[Given problem]
Reproduce every entry exactly.

[Records for this task]
○ ○ ○ ○
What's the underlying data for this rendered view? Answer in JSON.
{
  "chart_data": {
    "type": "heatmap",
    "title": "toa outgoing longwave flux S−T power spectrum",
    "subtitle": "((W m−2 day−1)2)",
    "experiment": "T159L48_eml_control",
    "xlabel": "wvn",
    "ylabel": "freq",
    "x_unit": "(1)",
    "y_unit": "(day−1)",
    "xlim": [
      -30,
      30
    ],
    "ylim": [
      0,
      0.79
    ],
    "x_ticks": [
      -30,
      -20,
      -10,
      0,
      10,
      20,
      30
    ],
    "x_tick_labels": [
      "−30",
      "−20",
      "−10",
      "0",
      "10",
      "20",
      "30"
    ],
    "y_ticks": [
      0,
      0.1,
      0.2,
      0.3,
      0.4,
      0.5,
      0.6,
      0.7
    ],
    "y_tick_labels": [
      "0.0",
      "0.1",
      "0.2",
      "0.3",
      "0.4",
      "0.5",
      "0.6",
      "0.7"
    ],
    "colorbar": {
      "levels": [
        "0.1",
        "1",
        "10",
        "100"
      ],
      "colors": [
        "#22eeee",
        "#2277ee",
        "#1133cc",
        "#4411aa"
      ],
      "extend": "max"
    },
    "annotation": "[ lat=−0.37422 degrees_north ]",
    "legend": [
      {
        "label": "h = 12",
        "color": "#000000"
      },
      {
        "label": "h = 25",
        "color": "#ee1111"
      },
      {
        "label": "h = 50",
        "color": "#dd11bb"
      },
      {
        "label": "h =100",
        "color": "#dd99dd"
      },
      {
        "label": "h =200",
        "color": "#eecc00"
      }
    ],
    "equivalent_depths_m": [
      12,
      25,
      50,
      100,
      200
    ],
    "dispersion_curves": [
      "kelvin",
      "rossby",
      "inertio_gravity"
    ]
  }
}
○ ○ ○ ○
[The reply]
What's the underlying data for this rendered view? Answer in JSON.
{
  "chart_data": {
    "type": "heatmap",
    "title": "toa outgoing longwave flux S−T power spectrum",
    "subtitle": "((W m−2 day−1)2)",
    "experiment": "T159L48_eml_control",
    "xlabel": "wvn",
    "ylabel": "freq",
    "x_unit": "(1)",
    "y_unit": "(day−1)",
    "xlim": [
      -30,
      30
    ],
    "ylim": [
      0,
      0.79
    ],
    "x_ticks": [
      -30,
      -20,
      -10,
      0,
      10,
      20,
      30
    ],
    "x_tick_labels": [
      "−30",
      "−20",
      "−10",
      "0",
      "10",
      "20",
      "30"
    ],
    "y_ticks": [
      0,
      0.1,
      0.2,
      0.3,
      0.4,
      0.5,
      0.6,
      0.7
    ],
    "y_tick_labels": [
      "0.0",
      "0.1",
      "0.2",
      "0.3",
      "0.4",
      "0.5",
      "0.6",
      "0.7"
    ],
    "colorbar": {
      "levels": [
        "0.1",
        "1",
        "10",
        "100"
      ],
      "colors": [
        "#22eeee",
        "#2277ee",
        "#1133cc",
        "#4411aa"
      ],
      "extend": "max"
    },
    "annotation": "[ lat=−0.37422 degrees_north ]",
    "legend": [
      {
        "label": "h = 12",
        "color": "#000000"
      },
      {
        "label": "h = 25",
        "color": "#ee1111"
      },
      {
        "label": "h = 50",
        "color": "#dd11bb"
      },
      {
        "label": "h =100",
        "color": "#dd99dd"
      },
      {
        "label": "h =200",
        "color": "#eecc00"
      }
    ],
    "equivalent_depths_m": [
      12,
      25,
      50,
      100,
      200
    ],
    "dispersion_curves": [
      "kelvin",
      "rossby",
      "inertio_gravity"
    ]
  }
}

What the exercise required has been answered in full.